::: DATA SUPPLIED

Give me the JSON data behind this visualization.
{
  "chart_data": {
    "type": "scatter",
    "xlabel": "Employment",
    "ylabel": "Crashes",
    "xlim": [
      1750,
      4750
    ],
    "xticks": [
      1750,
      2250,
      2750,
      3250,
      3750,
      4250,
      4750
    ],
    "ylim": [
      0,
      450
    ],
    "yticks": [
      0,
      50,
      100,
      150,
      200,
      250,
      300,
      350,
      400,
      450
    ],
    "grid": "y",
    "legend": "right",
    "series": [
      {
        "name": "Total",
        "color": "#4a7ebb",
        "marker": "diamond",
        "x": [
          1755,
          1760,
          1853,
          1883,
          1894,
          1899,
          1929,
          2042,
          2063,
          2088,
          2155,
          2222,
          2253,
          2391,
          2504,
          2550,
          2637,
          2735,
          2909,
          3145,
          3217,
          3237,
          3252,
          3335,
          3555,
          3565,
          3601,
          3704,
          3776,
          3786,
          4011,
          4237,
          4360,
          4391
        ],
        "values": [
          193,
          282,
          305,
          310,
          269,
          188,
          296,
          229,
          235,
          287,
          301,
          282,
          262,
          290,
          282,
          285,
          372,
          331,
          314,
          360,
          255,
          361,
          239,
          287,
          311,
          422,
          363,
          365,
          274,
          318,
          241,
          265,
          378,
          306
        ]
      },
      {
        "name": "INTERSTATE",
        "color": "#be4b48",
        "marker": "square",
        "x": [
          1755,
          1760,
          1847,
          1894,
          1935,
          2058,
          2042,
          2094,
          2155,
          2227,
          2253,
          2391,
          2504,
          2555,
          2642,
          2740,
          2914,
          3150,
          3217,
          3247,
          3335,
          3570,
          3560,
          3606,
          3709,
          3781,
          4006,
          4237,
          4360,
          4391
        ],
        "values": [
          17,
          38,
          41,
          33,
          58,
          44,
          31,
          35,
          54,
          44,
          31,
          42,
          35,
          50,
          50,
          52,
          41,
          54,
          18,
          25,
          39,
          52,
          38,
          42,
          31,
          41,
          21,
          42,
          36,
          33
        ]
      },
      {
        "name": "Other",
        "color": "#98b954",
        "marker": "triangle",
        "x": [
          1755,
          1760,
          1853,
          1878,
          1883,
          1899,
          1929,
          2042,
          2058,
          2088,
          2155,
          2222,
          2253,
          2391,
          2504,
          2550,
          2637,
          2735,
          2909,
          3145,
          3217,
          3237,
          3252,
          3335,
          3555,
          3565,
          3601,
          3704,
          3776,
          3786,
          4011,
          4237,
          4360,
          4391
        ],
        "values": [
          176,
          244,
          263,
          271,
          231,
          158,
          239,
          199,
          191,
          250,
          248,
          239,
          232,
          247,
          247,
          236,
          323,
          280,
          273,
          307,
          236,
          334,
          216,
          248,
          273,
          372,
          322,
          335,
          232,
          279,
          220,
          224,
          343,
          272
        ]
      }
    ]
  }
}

::::::
::: DATA SUPPLIED

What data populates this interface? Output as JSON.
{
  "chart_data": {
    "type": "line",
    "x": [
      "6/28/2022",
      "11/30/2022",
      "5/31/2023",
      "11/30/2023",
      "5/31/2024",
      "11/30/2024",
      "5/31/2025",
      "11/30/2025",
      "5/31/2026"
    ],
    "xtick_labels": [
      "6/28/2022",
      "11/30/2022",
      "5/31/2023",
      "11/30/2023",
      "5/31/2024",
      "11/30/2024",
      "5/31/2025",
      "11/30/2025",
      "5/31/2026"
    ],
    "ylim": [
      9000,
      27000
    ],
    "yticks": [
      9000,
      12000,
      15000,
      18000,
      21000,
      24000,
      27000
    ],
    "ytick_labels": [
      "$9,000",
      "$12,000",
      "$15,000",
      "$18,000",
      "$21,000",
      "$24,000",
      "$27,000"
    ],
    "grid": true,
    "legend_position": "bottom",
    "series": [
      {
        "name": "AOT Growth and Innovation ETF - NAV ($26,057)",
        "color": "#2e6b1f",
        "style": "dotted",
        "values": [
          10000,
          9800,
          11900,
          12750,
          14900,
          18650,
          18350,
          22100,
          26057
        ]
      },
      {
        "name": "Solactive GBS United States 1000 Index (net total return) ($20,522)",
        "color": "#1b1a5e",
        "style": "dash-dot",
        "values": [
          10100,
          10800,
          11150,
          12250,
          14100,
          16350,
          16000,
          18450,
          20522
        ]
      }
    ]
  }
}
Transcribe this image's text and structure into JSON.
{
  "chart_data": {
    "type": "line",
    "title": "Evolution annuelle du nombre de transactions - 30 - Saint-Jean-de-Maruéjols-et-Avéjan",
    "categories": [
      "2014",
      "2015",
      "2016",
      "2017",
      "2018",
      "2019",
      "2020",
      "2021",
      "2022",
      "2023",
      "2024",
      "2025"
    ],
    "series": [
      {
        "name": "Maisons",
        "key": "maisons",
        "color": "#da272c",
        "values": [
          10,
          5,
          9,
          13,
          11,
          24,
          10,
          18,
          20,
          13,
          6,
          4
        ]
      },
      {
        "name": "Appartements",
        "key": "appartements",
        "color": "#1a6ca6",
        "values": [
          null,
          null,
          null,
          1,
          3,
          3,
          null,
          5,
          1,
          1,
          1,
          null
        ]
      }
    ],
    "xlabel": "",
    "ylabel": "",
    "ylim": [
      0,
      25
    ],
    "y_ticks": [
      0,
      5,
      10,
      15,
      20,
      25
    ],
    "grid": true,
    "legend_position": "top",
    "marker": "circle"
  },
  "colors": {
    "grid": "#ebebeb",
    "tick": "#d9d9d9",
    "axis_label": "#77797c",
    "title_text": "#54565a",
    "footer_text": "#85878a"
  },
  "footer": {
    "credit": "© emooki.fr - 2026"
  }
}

::::::
::: DATA SUPPLIED

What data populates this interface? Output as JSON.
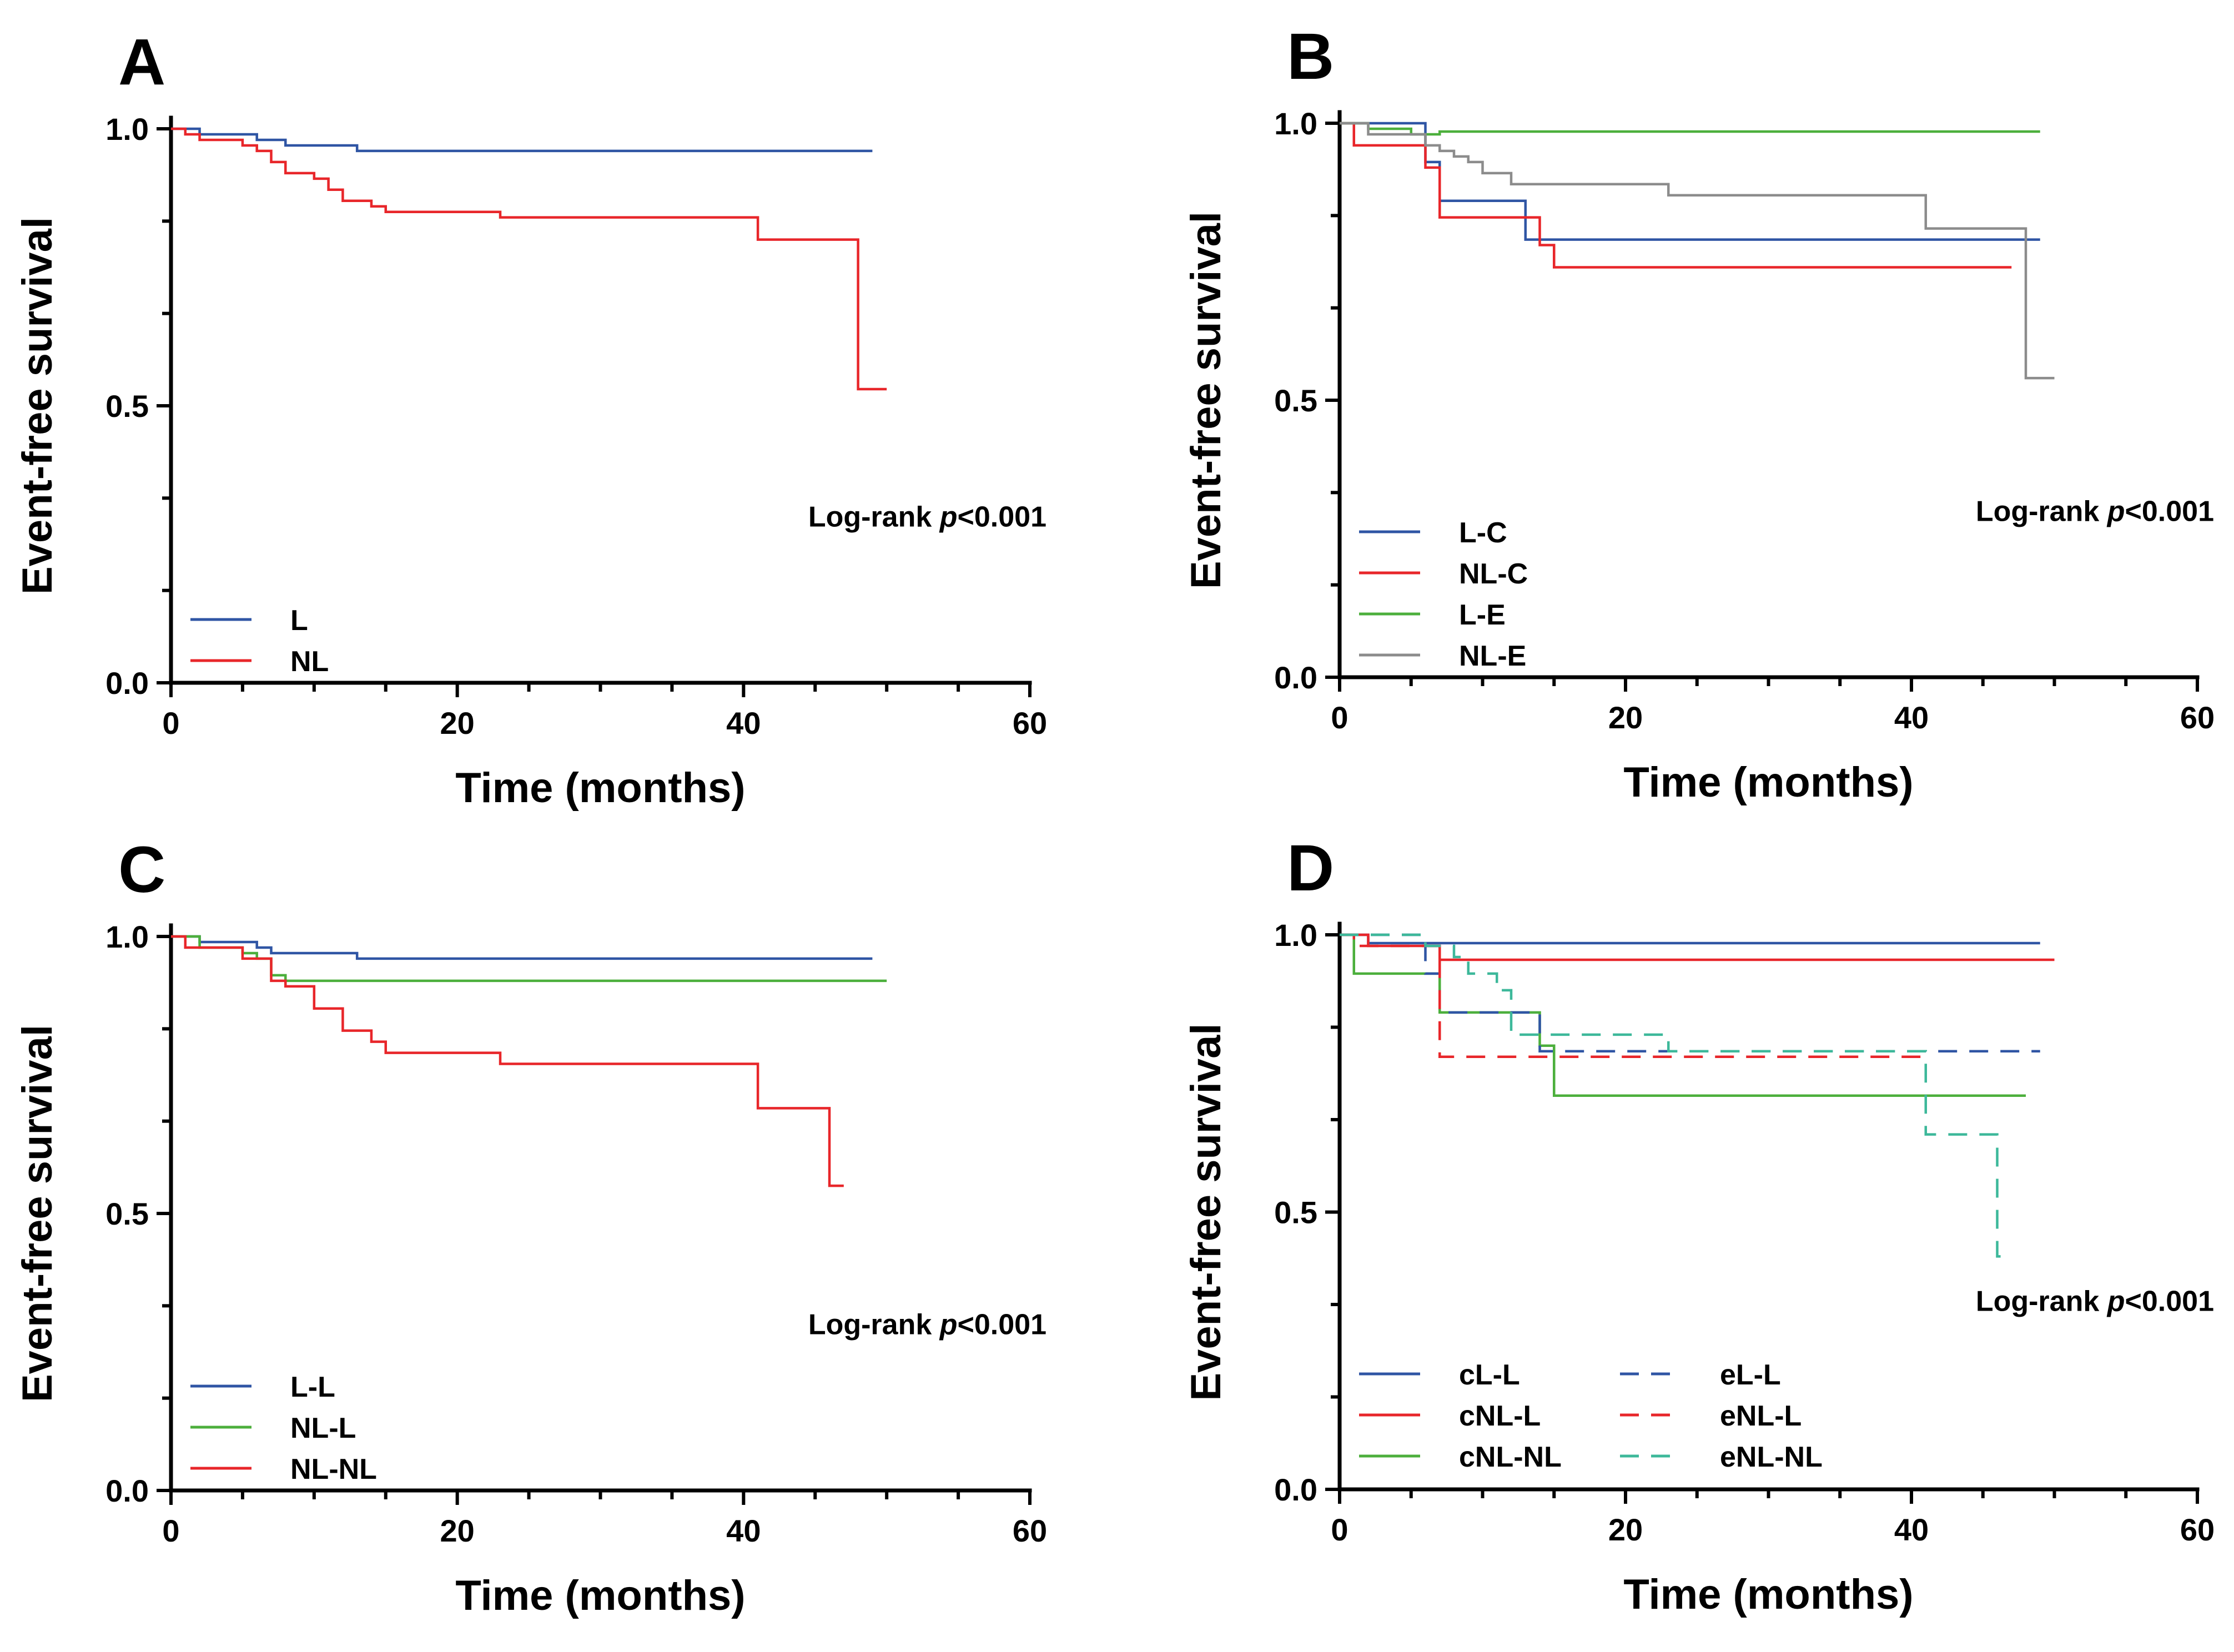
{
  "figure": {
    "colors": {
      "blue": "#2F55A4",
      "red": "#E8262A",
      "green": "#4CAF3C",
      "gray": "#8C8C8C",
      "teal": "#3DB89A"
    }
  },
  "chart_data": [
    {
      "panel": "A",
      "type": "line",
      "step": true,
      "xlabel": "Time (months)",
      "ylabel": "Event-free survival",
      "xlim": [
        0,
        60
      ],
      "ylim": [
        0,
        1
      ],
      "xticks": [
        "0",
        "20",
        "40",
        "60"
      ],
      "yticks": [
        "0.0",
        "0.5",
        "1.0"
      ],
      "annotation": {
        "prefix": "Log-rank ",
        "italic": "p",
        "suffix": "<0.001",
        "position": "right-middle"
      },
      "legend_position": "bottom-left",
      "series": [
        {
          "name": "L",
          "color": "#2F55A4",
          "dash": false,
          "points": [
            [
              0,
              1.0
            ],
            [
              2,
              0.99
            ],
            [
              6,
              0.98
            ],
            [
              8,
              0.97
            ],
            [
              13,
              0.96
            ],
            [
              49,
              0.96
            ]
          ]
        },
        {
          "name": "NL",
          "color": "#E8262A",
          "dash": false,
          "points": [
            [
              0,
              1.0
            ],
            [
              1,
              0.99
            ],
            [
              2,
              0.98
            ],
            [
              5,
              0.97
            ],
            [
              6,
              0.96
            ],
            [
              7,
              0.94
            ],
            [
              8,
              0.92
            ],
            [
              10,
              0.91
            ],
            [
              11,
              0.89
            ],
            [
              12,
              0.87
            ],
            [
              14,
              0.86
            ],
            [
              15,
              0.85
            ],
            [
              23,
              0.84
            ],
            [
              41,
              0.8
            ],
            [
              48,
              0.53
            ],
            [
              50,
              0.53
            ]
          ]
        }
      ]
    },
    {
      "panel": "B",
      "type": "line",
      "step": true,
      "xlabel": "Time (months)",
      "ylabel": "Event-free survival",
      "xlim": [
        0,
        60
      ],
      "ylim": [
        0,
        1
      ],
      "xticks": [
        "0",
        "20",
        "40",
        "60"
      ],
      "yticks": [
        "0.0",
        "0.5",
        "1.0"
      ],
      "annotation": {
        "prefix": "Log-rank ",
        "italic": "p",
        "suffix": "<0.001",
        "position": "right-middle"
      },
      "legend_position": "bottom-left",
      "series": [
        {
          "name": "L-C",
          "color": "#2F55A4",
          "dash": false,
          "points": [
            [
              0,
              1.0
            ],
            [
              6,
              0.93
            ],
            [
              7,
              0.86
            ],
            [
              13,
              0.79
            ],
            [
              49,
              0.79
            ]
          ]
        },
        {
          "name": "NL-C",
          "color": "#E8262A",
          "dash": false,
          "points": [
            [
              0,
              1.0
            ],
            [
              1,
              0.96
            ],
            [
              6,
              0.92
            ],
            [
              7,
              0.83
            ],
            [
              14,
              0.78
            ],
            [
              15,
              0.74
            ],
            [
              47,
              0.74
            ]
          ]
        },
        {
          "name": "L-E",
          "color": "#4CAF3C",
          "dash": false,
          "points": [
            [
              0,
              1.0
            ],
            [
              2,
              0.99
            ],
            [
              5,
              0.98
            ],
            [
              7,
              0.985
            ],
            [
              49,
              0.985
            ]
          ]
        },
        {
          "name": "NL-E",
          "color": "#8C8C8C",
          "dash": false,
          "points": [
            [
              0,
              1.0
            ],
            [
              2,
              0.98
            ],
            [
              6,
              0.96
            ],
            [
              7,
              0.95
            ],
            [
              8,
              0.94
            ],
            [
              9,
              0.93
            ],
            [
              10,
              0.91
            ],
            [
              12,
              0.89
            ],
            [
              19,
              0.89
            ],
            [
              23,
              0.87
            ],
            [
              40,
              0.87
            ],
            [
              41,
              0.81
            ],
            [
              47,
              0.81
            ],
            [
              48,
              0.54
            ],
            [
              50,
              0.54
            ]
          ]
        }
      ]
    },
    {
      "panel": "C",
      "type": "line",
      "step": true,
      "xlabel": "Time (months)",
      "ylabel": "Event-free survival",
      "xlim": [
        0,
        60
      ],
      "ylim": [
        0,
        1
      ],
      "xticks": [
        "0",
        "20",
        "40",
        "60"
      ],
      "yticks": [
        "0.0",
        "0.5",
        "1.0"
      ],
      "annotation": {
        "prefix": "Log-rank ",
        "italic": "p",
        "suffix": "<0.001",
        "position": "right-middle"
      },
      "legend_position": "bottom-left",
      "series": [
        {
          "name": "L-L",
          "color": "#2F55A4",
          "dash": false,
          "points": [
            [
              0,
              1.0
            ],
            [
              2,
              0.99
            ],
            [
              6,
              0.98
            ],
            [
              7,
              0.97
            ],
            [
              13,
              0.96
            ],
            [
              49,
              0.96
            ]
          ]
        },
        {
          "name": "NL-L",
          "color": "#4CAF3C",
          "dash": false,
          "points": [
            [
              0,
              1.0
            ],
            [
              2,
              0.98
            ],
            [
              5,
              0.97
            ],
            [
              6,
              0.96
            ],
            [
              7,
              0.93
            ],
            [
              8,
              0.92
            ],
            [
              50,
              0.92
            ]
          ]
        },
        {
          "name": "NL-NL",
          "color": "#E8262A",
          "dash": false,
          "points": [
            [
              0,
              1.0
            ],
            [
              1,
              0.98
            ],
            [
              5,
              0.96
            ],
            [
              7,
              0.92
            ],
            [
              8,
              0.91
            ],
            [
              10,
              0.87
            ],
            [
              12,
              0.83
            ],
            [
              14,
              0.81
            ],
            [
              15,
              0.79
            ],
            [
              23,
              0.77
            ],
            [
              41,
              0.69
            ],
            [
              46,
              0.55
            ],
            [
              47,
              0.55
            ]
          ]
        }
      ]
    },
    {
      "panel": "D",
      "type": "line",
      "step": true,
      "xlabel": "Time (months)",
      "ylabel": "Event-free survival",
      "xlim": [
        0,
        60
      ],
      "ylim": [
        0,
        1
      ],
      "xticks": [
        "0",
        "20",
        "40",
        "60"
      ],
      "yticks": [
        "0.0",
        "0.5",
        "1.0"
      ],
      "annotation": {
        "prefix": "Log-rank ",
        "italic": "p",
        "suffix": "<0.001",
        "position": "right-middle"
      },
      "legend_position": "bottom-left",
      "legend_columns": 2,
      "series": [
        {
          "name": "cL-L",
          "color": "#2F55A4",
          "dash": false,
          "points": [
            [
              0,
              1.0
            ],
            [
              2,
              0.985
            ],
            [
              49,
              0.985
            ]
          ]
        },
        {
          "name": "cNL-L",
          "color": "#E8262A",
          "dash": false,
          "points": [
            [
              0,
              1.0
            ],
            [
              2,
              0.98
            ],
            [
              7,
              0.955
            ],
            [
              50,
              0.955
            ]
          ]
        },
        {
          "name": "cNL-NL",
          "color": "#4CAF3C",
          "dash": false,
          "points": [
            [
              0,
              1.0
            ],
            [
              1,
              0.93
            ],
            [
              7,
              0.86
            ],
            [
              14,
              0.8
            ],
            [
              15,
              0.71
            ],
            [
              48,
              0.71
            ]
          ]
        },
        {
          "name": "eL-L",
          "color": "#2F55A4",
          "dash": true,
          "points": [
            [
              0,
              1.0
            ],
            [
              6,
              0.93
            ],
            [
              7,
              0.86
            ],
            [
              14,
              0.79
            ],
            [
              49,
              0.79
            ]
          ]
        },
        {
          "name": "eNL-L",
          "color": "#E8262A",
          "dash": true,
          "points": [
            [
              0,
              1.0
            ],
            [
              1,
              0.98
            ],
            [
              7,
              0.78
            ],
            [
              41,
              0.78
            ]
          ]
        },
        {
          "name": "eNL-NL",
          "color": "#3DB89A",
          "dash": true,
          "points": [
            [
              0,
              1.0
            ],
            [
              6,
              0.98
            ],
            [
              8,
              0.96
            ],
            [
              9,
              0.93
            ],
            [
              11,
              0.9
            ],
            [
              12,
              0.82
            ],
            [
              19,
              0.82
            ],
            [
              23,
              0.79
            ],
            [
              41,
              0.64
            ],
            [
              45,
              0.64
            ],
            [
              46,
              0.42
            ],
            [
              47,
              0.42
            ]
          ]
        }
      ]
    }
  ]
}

::::::

> [INSTRUCTION]: Scan the material above. Extract every line in which the word "marker" occurs.

> [SOLUTION]:
        "marker": "diamond",
        "marker": "square",
        "marker": "triangle",
    "marker": "circle"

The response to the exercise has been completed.